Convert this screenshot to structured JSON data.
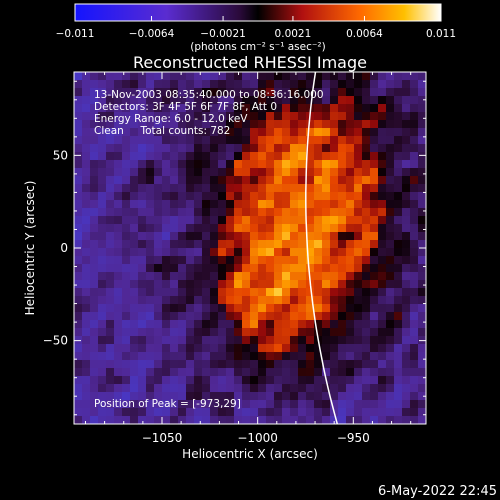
{
  "colorbar": {
    "tick_labels": [
      "-0.011",
      "-0.0064",
      "-0.0021",
      "0.0021",
      "0.0064",
      "0.011"
    ],
    "min": -0.011,
    "max": 0.011,
    "unit_label": "(photons cm⁻² s⁻¹ asec⁻²)"
  },
  "chart_data": {
    "type": "heatmap",
    "title": "Reconstructed RHESSI Image",
    "xlabel": "Heliocentric X (arcsec)",
    "ylabel": "Heliocentric Y (arcsec)",
    "xlim": [
      -1096,
      -912
    ],
    "ylim": [
      -95,
      95
    ],
    "x_ticks": [
      -1050,
      -1000,
      -950
    ],
    "y_ticks": [
      50,
      0,
      -50
    ],
    "x_tick_labels": [
      "−1050",
      "−1000",
      "−950"
    ],
    "y_tick_labels": [
      "50",
      "0",
      "−50"
    ],
    "peak_position": [
      -973,
      29
    ],
    "info_lines": [
      "13-Nov-2003 08:35:40.000 to 08:36:16.000",
      "Detectors: 3F 4F 5F 6F 7F 8F, Att 0",
      "Energy Range: 6.0 - 12.0 keV",
      "Clean     Total counts: 782"
    ],
    "peak_text": "Position of Peak = [-973,29]",
    "limb_color": "#ffffff"
  },
  "footer": {
    "date": "6-May-2022 22:45"
  }
}
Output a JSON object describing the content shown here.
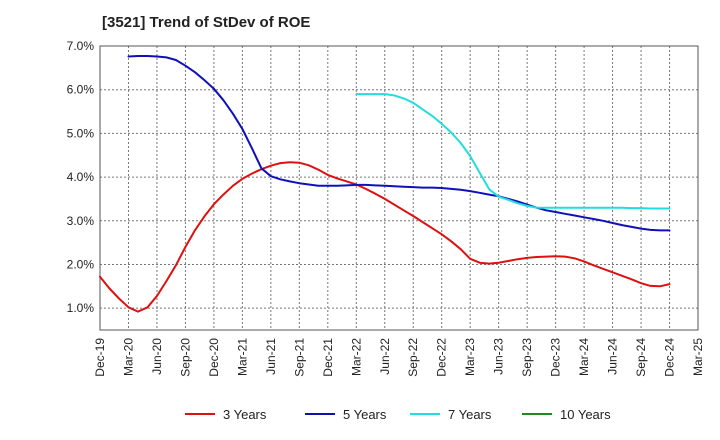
{
  "chart_data": {
    "type": "line",
    "title": "[3521]  Trend of StDev of ROE",
    "xlabel": "",
    "ylabel": "",
    "x_ticks": [
      "Dec-19",
      "Mar-20",
      "Jun-20",
      "Sep-20",
      "Dec-20",
      "Mar-21",
      "Jun-21",
      "Sep-21",
      "Dec-21",
      "Mar-22",
      "Jun-22",
      "Sep-22",
      "Dec-22",
      "Mar-23",
      "Jun-23",
      "Sep-23",
      "Dec-23",
      "Mar-24",
      "Jun-24",
      "Sep-24",
      "Dec-24",
      "Mar-25"
    ],
    "y_ticks": [
      "1.0%",
      "2.0%",
      "3.0%",
      "4.0%",
      "5.0%",
      "6.0%",
      "7.0%"
    ],
    "ylim": [
      0.5,
      7.0
    ],
    "grid": true,
    "legend_position": "bottom",
    "series": [
      {
        "name": "3 Years",
        "color": "#dd1111",
        "points": [
          [
            "Dec-19",
            1.72
          ],
          [
            "Jan-20",
            1.45
          ],
          [
            "Feb-20",
            1.22
          ],
          [
            "Mar-20",
            1.02
          ],
          [
            "Apr-20",
            0.92
          ],
          [
            "May-20",
            1.02
          ],
          [
            "Jun-20",
            1.28
          ],
          [
            "Jul-20",
            1.62
          ],
          [
            "Aug-20",
            1.98
          ],
          [
            "Sep-20",
            2.4
          ],
          [
            "Oct-20",
            2.78
          ],
          [
            "Nov-20",
            3.1
          ],
          [
            "Dec-20",
            3.38
          ],
          [
            "Jan-21",
            3.6
          ],
          [
            "Feb-21",
            3.8
          ],
          [
            "Mar-21",
            3.96
          ],
          [
            "Apr-21",
            4.08
          ],
          [
            "May-21",
            4.18
          ],
          [
            "Jun-21",
            4.26
          ],
          [
            "Jul-21",
            4.32
          ],
          [
            "Aug-21",
            4.34
          ],
          [
            "Sep-21",
            4.33
          ],
          [
            "Oct-21",
            4.27
          ],
          [
            "Nov-21",
            4.17
          ],
          [
            "Dec-21",
            4.05
          ],
          [
            "Jan-22",
            3.97
          ],
          [
            "Feb-22",
            3.9
          ],
          [
            "Mar-22",
            3.83
          ],
          [
            "Apr-22",
            3.73
          ],
          [
            "May-22",
            3.62
          ],
          [
            "Jun-22",
            3.5
          ],
          [
            "Jul-22",
            3.37
          ],
          [
            "Aug-22",
            3.24
          ],
          [
            "Sep-22",
            3.11
          ],
          [
            "Oct-22",
            2.97
          ],
          [
            "Nov-22",
            2.83
          ],
          [
            "Dec-22",
            2.69
          ],
          [
            "Jan-23",
            2.53
          ],
          [
            "Feb-23",
            2.35
          ],
          [
            "Mar-23",
            2.13
          ],
          [
            "Apr-23",
            2.04
          ],
          [
            "May-23",
            2.02
          ],
          [
            "Jun-23",
            2.04
          ],
          [
            "Jul-23",
            2.08
          ],
          [
            "Aug-23",
            2.12
          ],
          [
            "Sep-23",
            2.15
          ],
          [
            "Oct-23",
            2.17
          ],
          [
            "Nov-23",
            2.18
          ],
          [
            "Dec-23",
            2.19
          ],
          [
            "Jan-24",
            2.18
          ],
          [
            "Feb-24",
            2.14
          ],
          [
            "Mar-24",
            2.07
          ],
          [
            "Apr-24",
            1.98
          ],
          [
            "May-24",
            1.9
          ],
          [
            "Jun-24",
            1.82
          ],
          [
            "Jul-24",
            1.74
          ],
          [
            "Aug-24",
            1.66
          ],
          [
            "Sep-24",
            1.57
          ],
          [
            "Oct-24",
            1.51
          ],
          [
            "Nov-24",
            1.5
          ],
          [
            "Dec-24",
            1.55
          ]
        ]
      },
      {
        "name": "5 Years",
        "color": "#1010bb",
        "points": [
          [
            "Mar-20",
            6.76
          ],
          [
            "Apr-20",
            6.77
          ],
          [
            "May-20",
            6.77
          ],
          [
            "Jun-20",
            6.76
          ],
          [
            "Jul-20",
            6.74
          ],
          [
            "Aug-20",
            6.68
          ],
          [
            "Sep-20",
            6.55
          ],
          [
            "Oct-20",
            6.4
          ],
          [
            "Nov-20",
            6.22
          ],
          [
            "Dec-20",
            6.02
          ],
          [
            "Jan-21",
            5.76
          ],
          [
            "Feb-21",
            5.45
          ],
          [
            "Mar-21",
            5.1
          ],
          [
            "Apr-21",
            4.66
          ],
          [
            "May-21",
            4.2
          ],
          [
            "Jun-21",
            4.02
          ],
          [
            "Jul-21",
            3.95
          ],
          [
            "Aug-21",
            3.9
          ],
          [
            "Sep-21",
            3.86
          ],
          [
            "Oct-21",
            3.83
          ],
          [
            "Nov-21",
            3.8
          ],
          [
            "Dec-21",
            3.8
          ],
          [
            "Jan-22",
            3.8
          ],
          [
            "Feb-22",
            3.81
          ],
          [
            "Mar-22",
            3.82
          ],
          [
            "Apr-22",
            3.82
          ],
          [
            "May-22",
            3.81
          ],
          [
            "Jun-22",
            3.8
          ],
          [
            "Jul-22",
            3.79
          ],
          [
            "Aug-22",
            3.78
          ],
          [
            "Sep-22",
            3.77
          ],
          [
            "Oct-22",
            3.76
          ],
          [
            "Nov-22",
            3.76
          ],
          [
            "Dec-22",
            3.75
          ],
          [
            "Jan-23",
            3.73
          ],
          [
            "Feb-23",
            3.71
          ],
          [
            "Mar-23",
            3.68
          ],
          [
            "Apr-23",
            3.64
          ],
          [
            "May-23",
            3.6
          ],
          [
            "Jun-23",
            3.56
          ],
          [
            "Jul-23",
            3.5
          ],
          [
            "Aug-23",
            3.44
          ],
          [
            "Sep-23",
            3.37
          ],
          [
            "Oct-23",
            3.3
          ],
          [
            "Nov-23",
            3.24
          ],
          [
            "Dec-23",
            3.2
          ],
          [
            "Jan-24",
            3.16
          ],
          [
            "Feb-24",
            3.12
          ],
          [
            "Mar-24",
            3.08
          ],
          [
            "Apr-24",
            3.04
          ],
          [
            "May-24",
            3.0
          ],
          [
            "Jun-24",
            2.95
          ],
          [
            "Jul-24",
            2.9
          ],
          [
            "Aug-24",
            2.86
          ],
          [
            "Sep-24",
            2.82
          ],
          [
            "Oct-24",
            2.79
          ],
          [
            "Nov-24",
            2.78
          ],
          [
            "Dec-24",
            2.78
          ]
        ]
      },
      {
        "name": "7 Years",
        "color": "#22dddd",
        "points": [
          [
            "Mar-22",
            5.9
          ],
          [
            "Apr-22",
            5.9
          ],
          [
            "May-22",
            5.9
          ],
          [
            "Jun-22",
            5.9
          ],
          [
            "Jul-22",
            5.87
          ],
          [
            "Aug-22",
            5.8
          ],
          [
            "Sep-22",
            5.7
          ],
          [
            "Oct-22",
            5.55
          ],
          [
            "Nov-22",
            5.4
          ],
          [
            "Dec-22",
            5.22
          ],
          [
            "Jan-23",
            5.02
          ],
          [
            "Feb-23",
            4.78
          ],
          [
            "Mar-23",
            4.48
          ],
          [
            "Apr-23",
            4.1
          ],
          [
            "May-23",
            3.72
          ],
          [
            "Jun-23",
            3.55
          ],
          [
            "Jul-23",
            3.48
          ],
          [
            "Aug-23",
            3.4
          ],
          [
            "Sep-23",
            3.34
          ],
          [
            "Oct-23",
            3.3
          ],
          [
            "Nov-23",
            3.3
          ],
          [
            "Dec-23",
            3.3
          ],
          [
            "Jan-24",
            3.3
          ],
          [
            "Feb-24",
            3.3
          ],
          [
            "Mar-24",
            3.3
          ],
          [
            "Apr-24",
            3.3
          ],
          [
            "May-24",
            3.3
          ],
          [
            "Jun-24",
            3.3
          ],
          [
            "Jul-24",
            3.3
          ],
          [
            "Aug-24",
            3.29
          ],
          [
            "Sep-24",
            3.29
          ],
          [
            "Oct-24",
            3.28
          ],
          [
            "Nov-24",
            3.28
          ],
          [
            "Dec-24",
            3.28
          ]
        ]
      },
      {
        "name": "10 Years",
        "color": "#228822",
        "points": []
      }
    ]
  }
}
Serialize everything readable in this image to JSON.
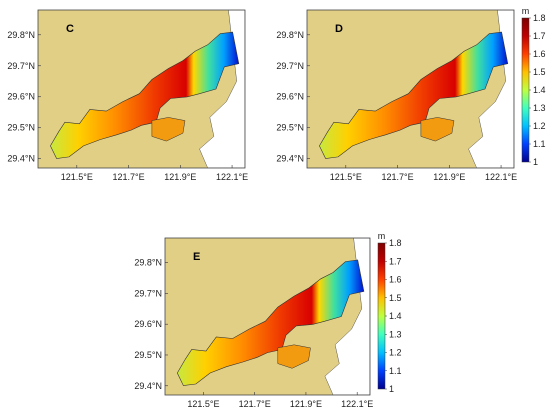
{
  "chart_data": [
    {
      "type": "heatmap",
      "panel": "C",
      "xticks": [
        "121.5°E",
        "121.7°E",
        "121.9°E",
        "122.1°E"
      ],
      "yticks": [
        "29.4°N",
        "29.5°N",
        "29.6°N",
        "29.7°N",
        "29.8°N"
      ],
      "xlim": [
        121.35,
        122.15
      ],
      "ylim": [
        29.37,
        29.88
      ],
      "colorbar": null
    },
    {
      "type": "heatmap",
      "panel": "D",
      "xticks": [
        "121.5°E",
        "121.7°E",
        "121.9°E",
        "122.1°E"
      ],
      "yticks": [
        "29.4°N",
        "29.5°N",
        "29.6°N",
        "29.7°N",
        "29.8°N"
      ],
      "xlim": [
        121.35,
        122.15
      ],
      "ylim": [
        29.37,
        29.88
      ],
      "colorbar": {
        "unit": "m",
        "min": 1,
        "max": 1.8,
        "ticks": [
          "1",
          "1.1",
          "1.2",
          "1.3",
          "1.4",
          "1.5",
          "1.6",
          "1.7",
          "1.8"
        ],
        "colors": [
          "#00008f",
          "#0040ff",
          "#00c0ff",
          "#40ffbf",
          "#bfff40",
          "#ffc000",
          "#ff4000",
          "#c00000",
          "#800000"
        ]
      }
    },
    {
      "type": "heatmap",
      "panel": "E",
      "xticks": [
        "121.5°E",
        "121.7°E",
        "121.9°E",
        "122.1°E"
      ],
      "yticks": [
        "29.4°N",
        "29.5°N",
        "29.6°N",
        "29.7°N",
        "29.8°N"
      ],
      "xlim": [
        121.35,
        122.15
      ],
      "ylim": [
        29.37,
        29.88
      ],
      "colorbar": {
        "unit": "m",
        "min": 1,
        "max": 1.8,
        "ticks": [
          "1",
          "1.1",
          "1.2",
          "1.3",
          "1.4",
          "1.5",
          "1.6",
          "1.7",
          "1.8"
        ],
        "colors": [
          "#00008f",
          "#0040ff",
          "#00c0ff",
          "#40ffbf",
          "#bfff40",
          "#ffc000",
          "#ff4000",
          "#c00000",
          "#800000"
        ]
      }
    }
  ],
  "colors": {
    "land": "#e2cf86",
    "sea": "#ffffff",
    "frame": "#444444"
  }
}
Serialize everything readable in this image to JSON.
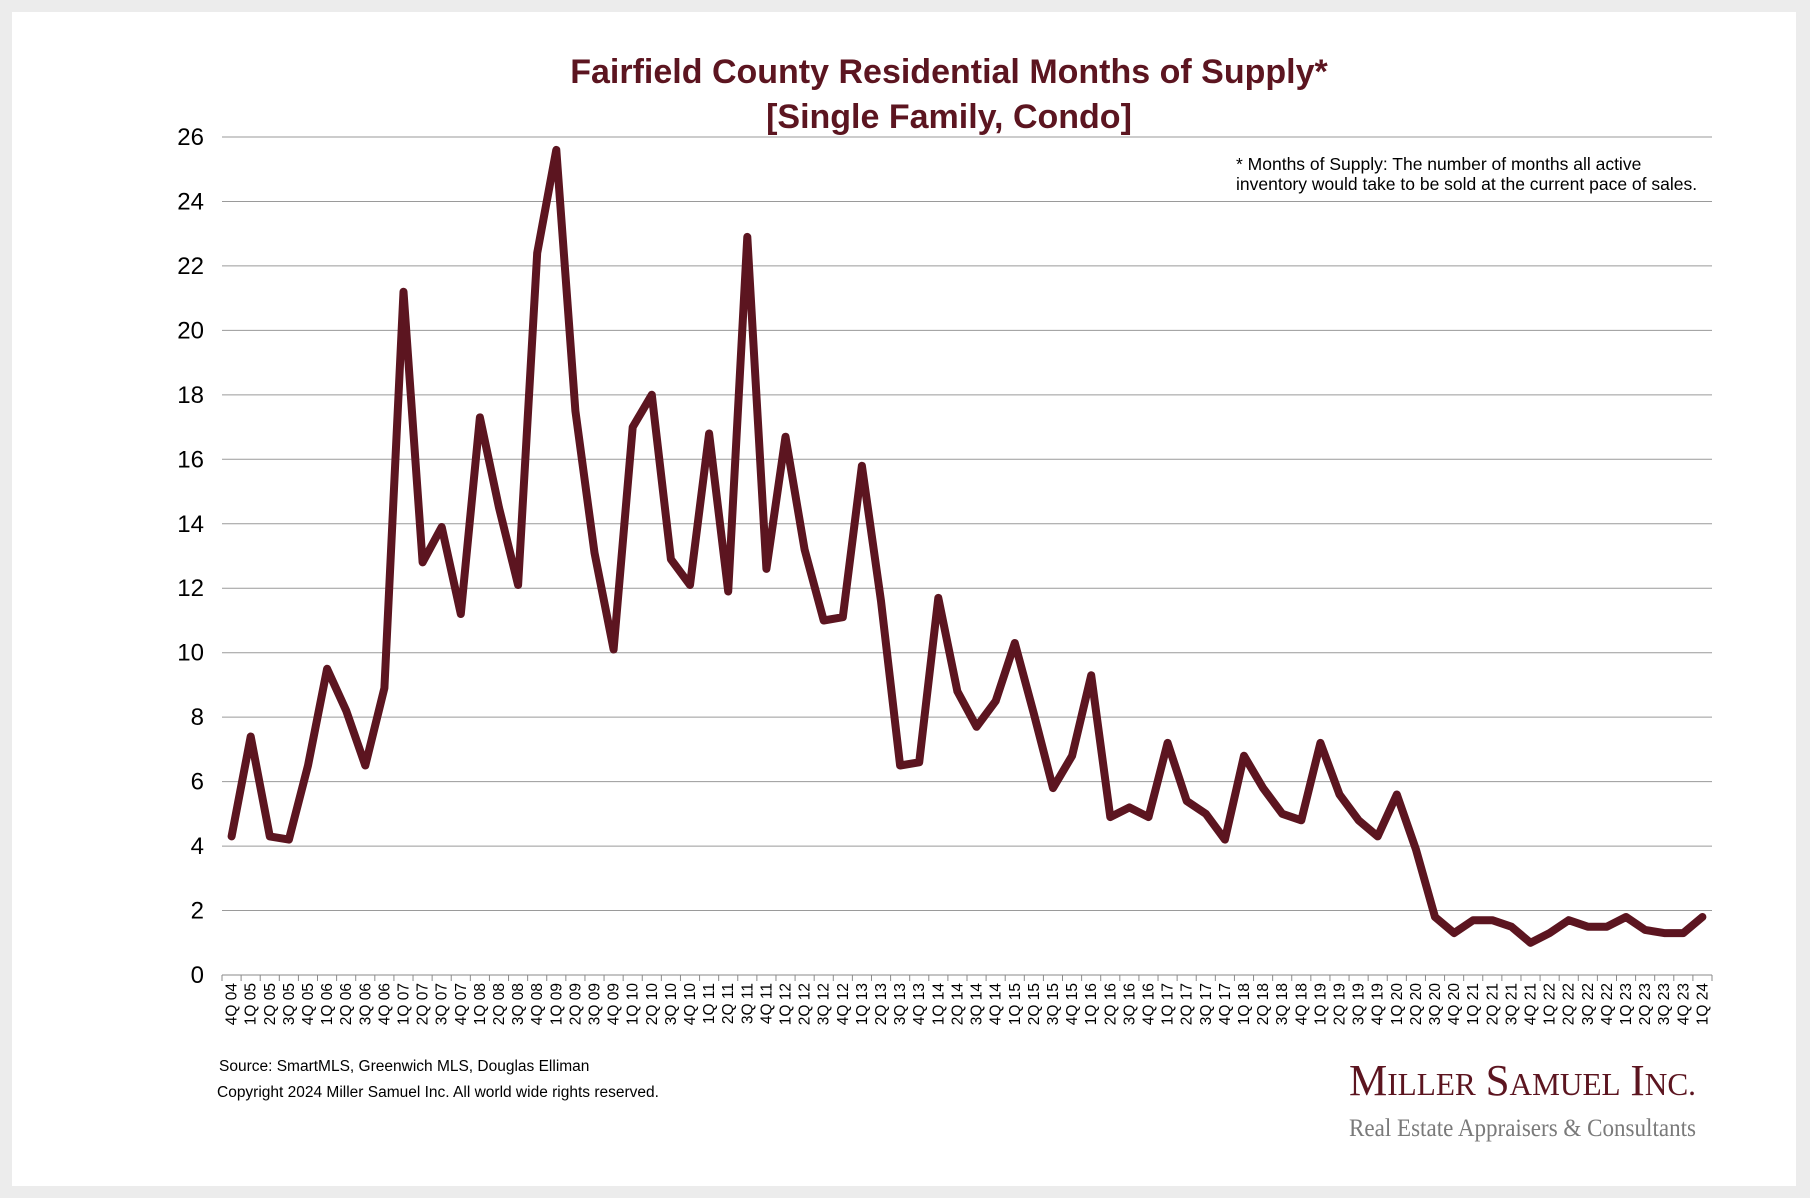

EXERCISE INSTRUCTIONS
Collect from the data above every line that includes "xlabel".

EXERCISE RESPONSE
    "xlabel": "Heliocentric X (arcsec)",
    "xlabel": "",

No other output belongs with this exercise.